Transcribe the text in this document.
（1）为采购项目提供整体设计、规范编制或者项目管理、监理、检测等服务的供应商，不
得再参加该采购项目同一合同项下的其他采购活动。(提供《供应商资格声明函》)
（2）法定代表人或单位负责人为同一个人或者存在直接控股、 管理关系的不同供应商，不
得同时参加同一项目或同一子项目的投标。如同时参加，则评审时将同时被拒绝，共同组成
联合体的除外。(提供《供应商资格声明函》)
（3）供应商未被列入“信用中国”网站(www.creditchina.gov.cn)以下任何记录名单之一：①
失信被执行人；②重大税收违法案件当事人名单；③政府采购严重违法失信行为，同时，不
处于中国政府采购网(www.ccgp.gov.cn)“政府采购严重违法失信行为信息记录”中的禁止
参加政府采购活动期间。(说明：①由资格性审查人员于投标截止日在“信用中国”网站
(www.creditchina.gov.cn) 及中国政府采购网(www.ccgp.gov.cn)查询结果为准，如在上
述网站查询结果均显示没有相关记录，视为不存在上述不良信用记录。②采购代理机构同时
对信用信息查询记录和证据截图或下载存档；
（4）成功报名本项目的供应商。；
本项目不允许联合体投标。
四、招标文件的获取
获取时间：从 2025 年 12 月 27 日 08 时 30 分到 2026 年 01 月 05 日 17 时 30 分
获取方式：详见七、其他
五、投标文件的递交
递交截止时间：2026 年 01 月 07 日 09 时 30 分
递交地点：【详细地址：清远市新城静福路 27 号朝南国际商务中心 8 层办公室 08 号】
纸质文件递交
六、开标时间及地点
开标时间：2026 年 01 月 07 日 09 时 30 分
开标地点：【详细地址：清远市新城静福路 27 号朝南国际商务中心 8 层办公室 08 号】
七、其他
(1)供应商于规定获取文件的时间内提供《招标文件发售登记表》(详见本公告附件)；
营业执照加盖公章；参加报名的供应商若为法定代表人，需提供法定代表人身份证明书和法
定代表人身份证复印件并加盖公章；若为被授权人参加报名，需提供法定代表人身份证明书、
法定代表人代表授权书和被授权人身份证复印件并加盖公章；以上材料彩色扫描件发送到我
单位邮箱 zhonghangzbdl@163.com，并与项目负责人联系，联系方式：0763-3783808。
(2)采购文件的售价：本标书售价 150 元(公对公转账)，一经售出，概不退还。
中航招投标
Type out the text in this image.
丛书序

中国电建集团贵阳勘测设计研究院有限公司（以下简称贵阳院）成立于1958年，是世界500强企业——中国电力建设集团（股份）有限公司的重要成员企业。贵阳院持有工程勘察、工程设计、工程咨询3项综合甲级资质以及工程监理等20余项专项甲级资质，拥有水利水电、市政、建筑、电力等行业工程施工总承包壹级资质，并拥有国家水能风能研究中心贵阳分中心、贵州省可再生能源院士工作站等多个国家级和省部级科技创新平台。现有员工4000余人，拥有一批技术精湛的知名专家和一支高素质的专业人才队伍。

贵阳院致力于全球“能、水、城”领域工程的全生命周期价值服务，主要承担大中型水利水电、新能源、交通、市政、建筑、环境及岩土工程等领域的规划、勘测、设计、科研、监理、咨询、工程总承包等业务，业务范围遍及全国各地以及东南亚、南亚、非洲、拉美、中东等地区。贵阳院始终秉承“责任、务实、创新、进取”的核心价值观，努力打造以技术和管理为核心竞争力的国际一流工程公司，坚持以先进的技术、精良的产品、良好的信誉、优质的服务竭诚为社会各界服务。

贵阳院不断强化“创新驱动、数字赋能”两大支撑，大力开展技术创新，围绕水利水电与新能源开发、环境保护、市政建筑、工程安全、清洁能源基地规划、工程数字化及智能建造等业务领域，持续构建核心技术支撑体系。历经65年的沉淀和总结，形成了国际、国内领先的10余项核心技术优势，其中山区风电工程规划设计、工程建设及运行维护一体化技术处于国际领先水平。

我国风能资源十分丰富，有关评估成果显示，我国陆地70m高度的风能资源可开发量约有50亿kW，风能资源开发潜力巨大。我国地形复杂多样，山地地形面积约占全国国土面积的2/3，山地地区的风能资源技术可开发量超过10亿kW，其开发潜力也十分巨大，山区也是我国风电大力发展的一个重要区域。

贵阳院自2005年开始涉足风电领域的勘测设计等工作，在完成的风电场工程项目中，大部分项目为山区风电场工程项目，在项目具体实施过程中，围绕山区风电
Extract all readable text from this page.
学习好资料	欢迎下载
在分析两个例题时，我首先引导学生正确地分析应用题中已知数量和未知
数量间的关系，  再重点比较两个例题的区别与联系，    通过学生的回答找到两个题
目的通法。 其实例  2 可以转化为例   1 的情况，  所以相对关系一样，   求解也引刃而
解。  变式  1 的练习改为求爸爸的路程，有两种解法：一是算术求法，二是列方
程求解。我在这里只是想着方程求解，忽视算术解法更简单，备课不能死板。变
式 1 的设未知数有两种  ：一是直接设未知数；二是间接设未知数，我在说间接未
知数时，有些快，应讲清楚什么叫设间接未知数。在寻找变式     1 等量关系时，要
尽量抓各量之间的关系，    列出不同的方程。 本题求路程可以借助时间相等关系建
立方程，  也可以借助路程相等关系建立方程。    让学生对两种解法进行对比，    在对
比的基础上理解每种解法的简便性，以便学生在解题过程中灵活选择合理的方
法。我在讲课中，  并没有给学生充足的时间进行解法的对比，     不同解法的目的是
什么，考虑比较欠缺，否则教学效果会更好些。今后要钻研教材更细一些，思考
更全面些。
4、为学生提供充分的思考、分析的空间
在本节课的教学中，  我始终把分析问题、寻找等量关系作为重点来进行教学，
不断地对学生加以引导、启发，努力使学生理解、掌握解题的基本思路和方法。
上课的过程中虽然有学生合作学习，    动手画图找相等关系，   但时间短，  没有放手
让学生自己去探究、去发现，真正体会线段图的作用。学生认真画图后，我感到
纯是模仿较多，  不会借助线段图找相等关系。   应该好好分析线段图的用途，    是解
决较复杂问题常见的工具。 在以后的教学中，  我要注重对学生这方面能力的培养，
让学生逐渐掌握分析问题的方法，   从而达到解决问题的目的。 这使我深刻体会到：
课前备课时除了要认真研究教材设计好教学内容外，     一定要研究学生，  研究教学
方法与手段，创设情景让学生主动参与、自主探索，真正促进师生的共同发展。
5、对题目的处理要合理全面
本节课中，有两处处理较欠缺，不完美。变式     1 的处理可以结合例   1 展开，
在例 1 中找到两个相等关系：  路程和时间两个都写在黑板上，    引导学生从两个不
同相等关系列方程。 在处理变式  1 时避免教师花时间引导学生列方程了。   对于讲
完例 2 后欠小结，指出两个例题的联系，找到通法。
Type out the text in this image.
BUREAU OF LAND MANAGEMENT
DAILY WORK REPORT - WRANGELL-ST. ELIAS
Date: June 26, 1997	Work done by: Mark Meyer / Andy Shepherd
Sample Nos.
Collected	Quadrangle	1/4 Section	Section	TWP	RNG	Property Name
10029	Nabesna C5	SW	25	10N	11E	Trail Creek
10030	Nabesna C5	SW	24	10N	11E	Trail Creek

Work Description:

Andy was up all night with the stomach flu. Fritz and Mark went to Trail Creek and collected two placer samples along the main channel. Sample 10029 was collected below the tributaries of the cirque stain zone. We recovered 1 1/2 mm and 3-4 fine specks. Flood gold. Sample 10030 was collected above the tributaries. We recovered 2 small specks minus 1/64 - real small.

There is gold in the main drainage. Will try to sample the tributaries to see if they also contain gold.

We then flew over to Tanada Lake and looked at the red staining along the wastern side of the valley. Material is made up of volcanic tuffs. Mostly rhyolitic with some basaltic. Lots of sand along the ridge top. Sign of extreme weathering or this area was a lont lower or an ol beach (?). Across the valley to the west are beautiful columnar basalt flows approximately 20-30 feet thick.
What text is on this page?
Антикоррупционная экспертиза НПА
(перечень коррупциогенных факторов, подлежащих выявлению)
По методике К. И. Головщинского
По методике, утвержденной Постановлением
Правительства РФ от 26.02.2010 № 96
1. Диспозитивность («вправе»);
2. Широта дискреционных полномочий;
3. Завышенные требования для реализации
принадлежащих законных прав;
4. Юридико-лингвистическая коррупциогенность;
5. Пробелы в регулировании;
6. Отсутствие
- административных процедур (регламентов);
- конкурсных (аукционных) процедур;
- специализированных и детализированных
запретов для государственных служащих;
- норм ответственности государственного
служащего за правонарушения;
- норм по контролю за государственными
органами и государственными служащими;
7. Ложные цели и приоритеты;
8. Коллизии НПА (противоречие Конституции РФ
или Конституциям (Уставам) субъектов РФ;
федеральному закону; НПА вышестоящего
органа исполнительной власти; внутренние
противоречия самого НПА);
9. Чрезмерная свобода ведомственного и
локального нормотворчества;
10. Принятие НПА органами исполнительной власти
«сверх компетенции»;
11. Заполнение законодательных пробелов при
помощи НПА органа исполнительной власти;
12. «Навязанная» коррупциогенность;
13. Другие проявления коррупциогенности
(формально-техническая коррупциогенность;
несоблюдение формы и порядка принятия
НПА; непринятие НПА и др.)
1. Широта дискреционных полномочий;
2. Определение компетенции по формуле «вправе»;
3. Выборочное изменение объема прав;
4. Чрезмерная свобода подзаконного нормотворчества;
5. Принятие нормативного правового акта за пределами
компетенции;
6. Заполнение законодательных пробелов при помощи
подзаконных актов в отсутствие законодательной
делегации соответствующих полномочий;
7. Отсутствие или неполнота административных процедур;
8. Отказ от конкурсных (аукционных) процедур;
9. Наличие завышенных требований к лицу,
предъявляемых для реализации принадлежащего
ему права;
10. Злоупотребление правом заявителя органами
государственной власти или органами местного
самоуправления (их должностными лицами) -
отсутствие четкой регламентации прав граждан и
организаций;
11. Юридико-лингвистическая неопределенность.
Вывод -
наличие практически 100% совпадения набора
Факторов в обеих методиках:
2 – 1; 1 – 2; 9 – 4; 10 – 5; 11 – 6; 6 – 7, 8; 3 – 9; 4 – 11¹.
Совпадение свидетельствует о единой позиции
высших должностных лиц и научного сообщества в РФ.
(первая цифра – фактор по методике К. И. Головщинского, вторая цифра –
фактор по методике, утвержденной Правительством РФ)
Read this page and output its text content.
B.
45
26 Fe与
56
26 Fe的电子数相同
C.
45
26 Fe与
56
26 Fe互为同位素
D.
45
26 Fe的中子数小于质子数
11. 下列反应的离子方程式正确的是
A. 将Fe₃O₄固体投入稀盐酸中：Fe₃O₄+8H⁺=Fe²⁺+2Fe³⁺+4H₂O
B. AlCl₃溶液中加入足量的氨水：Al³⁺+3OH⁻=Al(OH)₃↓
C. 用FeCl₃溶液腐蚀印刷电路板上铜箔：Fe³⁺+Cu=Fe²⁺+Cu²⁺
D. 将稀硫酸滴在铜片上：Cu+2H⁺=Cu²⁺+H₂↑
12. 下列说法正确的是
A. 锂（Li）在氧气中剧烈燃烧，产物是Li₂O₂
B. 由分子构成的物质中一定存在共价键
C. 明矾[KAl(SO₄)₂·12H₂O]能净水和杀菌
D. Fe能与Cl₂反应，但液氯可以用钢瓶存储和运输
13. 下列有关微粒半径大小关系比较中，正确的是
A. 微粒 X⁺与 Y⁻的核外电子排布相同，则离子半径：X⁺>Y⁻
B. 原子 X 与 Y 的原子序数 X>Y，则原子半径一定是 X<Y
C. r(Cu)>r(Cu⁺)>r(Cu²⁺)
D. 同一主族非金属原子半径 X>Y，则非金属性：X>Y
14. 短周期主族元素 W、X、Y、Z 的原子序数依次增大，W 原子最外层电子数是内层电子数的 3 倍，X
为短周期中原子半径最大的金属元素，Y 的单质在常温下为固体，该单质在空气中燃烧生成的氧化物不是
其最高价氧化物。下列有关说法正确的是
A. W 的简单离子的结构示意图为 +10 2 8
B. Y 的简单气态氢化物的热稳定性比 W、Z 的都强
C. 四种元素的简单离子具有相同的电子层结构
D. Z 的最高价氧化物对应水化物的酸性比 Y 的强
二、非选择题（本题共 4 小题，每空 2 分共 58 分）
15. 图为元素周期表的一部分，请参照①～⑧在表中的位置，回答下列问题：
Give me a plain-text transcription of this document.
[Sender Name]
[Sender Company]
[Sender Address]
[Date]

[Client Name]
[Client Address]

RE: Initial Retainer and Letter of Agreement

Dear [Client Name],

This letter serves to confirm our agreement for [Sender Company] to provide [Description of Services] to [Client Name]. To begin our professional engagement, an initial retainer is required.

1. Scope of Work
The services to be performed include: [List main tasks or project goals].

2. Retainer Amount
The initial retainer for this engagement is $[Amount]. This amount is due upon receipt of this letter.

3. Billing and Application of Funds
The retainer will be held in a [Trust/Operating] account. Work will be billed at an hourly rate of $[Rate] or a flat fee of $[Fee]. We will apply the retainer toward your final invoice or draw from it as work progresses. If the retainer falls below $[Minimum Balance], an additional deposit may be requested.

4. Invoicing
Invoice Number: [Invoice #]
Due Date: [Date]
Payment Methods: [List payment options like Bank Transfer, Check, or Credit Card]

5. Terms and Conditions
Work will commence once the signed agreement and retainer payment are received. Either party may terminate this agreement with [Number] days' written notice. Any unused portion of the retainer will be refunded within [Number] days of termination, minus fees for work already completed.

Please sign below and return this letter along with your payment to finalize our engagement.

Prompt: Using the entries above, return each line that includes the word "Юридико".

Exercise response:
4. Юридико-лингвистическая коррупциогенность;
11. Юридико-лингвистическая неопределенность.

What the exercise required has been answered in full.